YOUR INSTRUCTIONS.
Write the listing out again, all of it, word for word.

DATASET.
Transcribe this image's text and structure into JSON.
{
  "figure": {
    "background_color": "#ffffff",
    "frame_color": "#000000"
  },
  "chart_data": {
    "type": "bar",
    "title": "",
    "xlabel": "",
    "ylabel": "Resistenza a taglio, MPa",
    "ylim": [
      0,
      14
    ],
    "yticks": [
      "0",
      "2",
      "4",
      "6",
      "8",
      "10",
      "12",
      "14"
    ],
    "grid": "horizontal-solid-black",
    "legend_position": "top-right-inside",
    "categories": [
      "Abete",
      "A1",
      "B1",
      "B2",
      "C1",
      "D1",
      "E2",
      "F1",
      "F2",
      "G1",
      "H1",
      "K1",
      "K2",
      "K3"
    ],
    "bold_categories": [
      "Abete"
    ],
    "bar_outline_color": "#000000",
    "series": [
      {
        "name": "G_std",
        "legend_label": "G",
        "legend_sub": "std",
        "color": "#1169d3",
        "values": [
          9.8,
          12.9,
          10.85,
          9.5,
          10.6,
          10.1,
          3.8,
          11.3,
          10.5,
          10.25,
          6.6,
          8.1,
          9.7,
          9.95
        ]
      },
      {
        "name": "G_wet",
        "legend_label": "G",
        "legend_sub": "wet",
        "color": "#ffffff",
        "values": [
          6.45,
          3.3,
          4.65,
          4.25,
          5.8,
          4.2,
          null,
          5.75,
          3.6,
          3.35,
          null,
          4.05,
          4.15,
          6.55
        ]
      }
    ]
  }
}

ANSWER TO THIS EXERCISE.
Transcribe this image's text and structure into JSON.
{
  "figure": {
    "background_color": "#ffffff",
    "frame_color": "#000000"
  },
  "chart_data": {
    "type": "bar",
    "title": "",
    "xlabel": "",
    "ylabel": "Resistenza a taglio, MPa",
    "ylim": [
      0,
      14
    ],
    "yticks": [
      "0",
      "2",
      "4",
      "6",
      "8",
      "10",
      "12",
      "14"
    ],
    "grid": "horizontal-solid-black",
    "legend_position": "top-right-inside",
    "categories": [
      "Abete",
      "A1",
      "B1",
      "B2",
      "C1",
      "D1",
      "E2",
      "F1",
      "F2",
      "G1",
      "H1",
      "K1",
      "K2",
      "K3"
    ],
    "bold_categories": [
      "Abete"
    ],
    "bar_outline_color": "#000000",
    "series": [
      {
        "name": "G_std",
        "legend_label": "G",
        "legend_sub": "std",
        "color": "#1169d3",
        "values": [
          9.8,
          12.9,
          10.85,
          9.5,
          10.6,
          10.1,
          3.8,
          11.3,
          10.5,
          10.25,
          6.6,
          8.1,
          9.7,
          9.95
        ]
      },
      {
        "name": "G_wet",
        "legend_label": "G",
        "legend_sub": "wet",
        "color": "#ffffff",
        "values": [
          6.45,
          3.3,
          4.65,
          4.25,
          5.8,
          4.2,
          null,
          5.75,
          3.6,
          3.35,
          null,
          4.05,
          4.15,
          6.55
        ]
      }
    ]
  }
}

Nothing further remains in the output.